[Entries with figure data]

* START *

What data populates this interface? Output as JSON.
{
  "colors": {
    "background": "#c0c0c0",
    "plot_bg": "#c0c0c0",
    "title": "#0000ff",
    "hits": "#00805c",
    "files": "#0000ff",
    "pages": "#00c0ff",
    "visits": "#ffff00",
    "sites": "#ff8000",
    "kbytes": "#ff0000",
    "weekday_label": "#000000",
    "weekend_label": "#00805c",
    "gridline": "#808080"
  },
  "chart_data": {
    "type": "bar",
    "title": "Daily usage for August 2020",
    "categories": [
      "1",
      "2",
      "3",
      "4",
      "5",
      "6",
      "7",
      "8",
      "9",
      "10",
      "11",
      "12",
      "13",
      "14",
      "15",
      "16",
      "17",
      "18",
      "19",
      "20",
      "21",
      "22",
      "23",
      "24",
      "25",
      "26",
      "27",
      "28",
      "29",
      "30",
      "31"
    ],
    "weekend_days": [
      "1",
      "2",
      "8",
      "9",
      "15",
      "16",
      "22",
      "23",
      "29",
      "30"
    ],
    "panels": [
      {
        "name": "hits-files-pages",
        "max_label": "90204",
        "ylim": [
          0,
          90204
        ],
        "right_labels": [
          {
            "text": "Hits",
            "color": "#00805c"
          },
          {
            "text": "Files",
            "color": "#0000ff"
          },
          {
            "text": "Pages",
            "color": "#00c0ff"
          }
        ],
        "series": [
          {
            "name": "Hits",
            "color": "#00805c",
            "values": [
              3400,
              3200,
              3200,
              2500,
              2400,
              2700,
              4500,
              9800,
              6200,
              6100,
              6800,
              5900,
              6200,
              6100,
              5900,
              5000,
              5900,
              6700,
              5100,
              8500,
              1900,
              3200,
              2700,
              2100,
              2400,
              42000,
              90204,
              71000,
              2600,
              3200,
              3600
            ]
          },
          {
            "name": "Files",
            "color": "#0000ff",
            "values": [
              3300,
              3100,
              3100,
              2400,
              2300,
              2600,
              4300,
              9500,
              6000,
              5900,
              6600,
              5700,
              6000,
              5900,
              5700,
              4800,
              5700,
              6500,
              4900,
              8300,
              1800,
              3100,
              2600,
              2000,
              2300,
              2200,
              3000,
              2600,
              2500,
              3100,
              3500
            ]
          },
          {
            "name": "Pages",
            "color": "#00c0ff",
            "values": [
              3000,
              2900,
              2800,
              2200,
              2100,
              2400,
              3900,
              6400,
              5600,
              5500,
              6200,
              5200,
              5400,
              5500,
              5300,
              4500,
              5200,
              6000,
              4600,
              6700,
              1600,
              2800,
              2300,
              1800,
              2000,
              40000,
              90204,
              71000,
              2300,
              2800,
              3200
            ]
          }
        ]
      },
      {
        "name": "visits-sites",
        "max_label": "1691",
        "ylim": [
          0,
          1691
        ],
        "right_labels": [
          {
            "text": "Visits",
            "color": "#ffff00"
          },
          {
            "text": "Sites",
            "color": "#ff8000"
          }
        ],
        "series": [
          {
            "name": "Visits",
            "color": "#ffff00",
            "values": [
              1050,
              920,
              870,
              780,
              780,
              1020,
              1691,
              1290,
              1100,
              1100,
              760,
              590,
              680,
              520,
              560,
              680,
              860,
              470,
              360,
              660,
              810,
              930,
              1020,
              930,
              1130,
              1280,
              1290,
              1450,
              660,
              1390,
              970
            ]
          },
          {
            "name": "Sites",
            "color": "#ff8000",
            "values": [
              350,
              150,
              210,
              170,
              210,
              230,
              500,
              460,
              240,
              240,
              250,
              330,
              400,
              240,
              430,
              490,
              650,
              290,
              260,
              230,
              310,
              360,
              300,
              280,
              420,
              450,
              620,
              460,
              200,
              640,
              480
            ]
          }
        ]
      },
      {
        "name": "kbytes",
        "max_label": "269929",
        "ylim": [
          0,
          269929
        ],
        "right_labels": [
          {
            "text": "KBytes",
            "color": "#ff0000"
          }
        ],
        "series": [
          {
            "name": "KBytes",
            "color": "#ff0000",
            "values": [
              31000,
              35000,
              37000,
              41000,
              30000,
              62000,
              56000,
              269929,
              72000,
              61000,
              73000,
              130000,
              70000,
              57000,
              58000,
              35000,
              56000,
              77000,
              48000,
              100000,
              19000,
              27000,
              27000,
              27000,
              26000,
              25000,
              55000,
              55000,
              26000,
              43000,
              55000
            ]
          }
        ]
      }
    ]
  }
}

* END *

### Objective
Output each entry precisely as given.

### Task output
What data populates this interface? Output as JSON.
{
  "colors": {
    "background": "#c0c0c0",
    "plot_bg": "#c0c0c0",
    "title": "#0000ff",
    "hits": "#00805c",
    "files": "#0000ff",
    "pages": "#00c0ff",
    "visits": "#ffff00",
    "sites": "#ff8000",
    "kbytes": "#ff0000",
    "weekday_label": "#000000",
    "weekend_label": "#00805c",
    "gridline": "#808080"
  },
  "chart_data": {
    "type": "bar",
    "title": "Daily usage for August 2020",
    "categories": [
      "1",
      "2",
      "3",
      "4",
      "5",
      "6",
      "7",
      "8",
      "9",
      "10",
      "11",
      "12",
      "13",
      "14",
      "15",
      "16",
      "17",
      "18",
      "19",
      "20",
      "21",
      "22",
      "23",
      "24",
      "25",
      "26",
      "27",
      "28",
      "29",
      "30",
      "31"
    ],
    "weekend_days": [
      "1",
      "2",
      "8",
      "9",
      "15",
      "16",
      "22",
      "23",
      "29",
      "30"
    ],
    "panels": [
      {
        "name": "hits-files-pages",
        "max_label": "90204",
        "ylim": [
          0,
          90204
        ],
        "right_labels": [
          {
            "text": "Hits",
            "color": "#00805c"
          },
          {
            "text": "Files",
            "color": "#0000ff"
          },
          {
            "text": "Pages",
            "color": "#00c0ff"
          }
        ],
        "series": [
          {
            "name": "Hits",
            "color": "#00805c",
            "values": [
              3400,
              3200,
              3200,
              2500,
              2400,
              2700,
              4500,
              9800,
              6200,
              6100,
              6800,
              5900,
              6200,
              6100,
              5900,
              5000,
              5900,
              6700,
              5100,
              8500,
              1900,
              3200,
              2700,
              2100,
              2400,
              42000,
              90204,
              71000,
              2600,
              3200,
              3600
            ]
          },
          {
            "name": "Files",
            "color": "#0000ff",
            "values": [
              3300,
              3100,
              3100,
              2400,
              2300,
              2600,
              4300,
              9500,
              6000,
              5900,
              6600,
              5700,
              6000,
              5900,
              5700,
              4800,
              5700,
              6500,
              4900,
              8300,
              1800,
              3100,
              2600,
              2000,
              2300,
              2200,
              3000,
              2600,
              2500,
              3100,
              3500
            ]
          },
          {
            "name": "Pages",
            "color": "#00c0ff",
            "values": [
              3000,
              2900,
              2800,
              2200,
              2100,
              2400,
              3900,
              6400,
              5600,
              5500,
              6200,
              5200,
              5400,
              5500,
              5300,
              4500,
              5200,
              6000,
              4600,
              6700,
              1600,
              2800,
              2300,
              1800,
              2000,
              40000,
              90204,
              71000,
              2300,
              2800,
              3200
            ]
          }
        ]
      },
      {
        "name": "visits-sites",
        "max_label": "1691",
        "ylim": [
          0,
          1691
        ],
        "right_labels": [
          {
            "text": "Visits",
            "color": "#ffff00"
          },
          {
            "text": "Sites",
            "color": "#ff8000"
          }
        ],
        "series": [
          {
            "name": "Visits",
            "color": "#ffff00",
            "values": [
              1050,
              920,
              870,
              780,
              780,
              1020,
              1691,
              1290,
              1100,
              1100,
              760,
              590,
              680,
              520,
              560,
              680,
              860,
              470,
              360,
              660,
              810,
              930,
              1020,
              930,
              1130,
              1280,
              1290,
              1450,
              660,
              1390,
              970
            ]
          },
          {
            "name": "Sites",
            "color": "#ff8000",
            "values": [
              350,
              150,
              210,
              170,
              210,
              230,
              500,
              460,
              240,
              240,
              250,
              330,
              400,
              240,
              430,
              490,
              650,
              290,
              260,
              230,
              310,
              360,
              300,
              280,
              420,
              450,
              620,
              460,
              200,
              640,
              480
            ]
          }
        ]
      },
      {
        "name": "kbytes",
        "max_label": "269929",
        "ylim": [
          0,
          269929
        ],
        "right_labels": [
          {
            "text": "KBytes",
            "color": "#ff0000"
          }
        ],
        "series": [
          {
            "name": "KBytes",
            "color": "#ff0000",
            "values": [
              31000,
              35000,
              37000,
              41000,
              30000,
              62000,
              56000,
              269929,
              72000,
              61000,
              73000,
              130000,
              70000,
              57000,
              58000,
              35000,
              56000,
              77000,
              48000,
              100000,
              19000,
              27000,
              27000,
              27000,
              26000,
              25000,
              55000,
              55000,
              26000,
              43000,
              55000
            ]
          }
        ]
      }
    ]
  }
}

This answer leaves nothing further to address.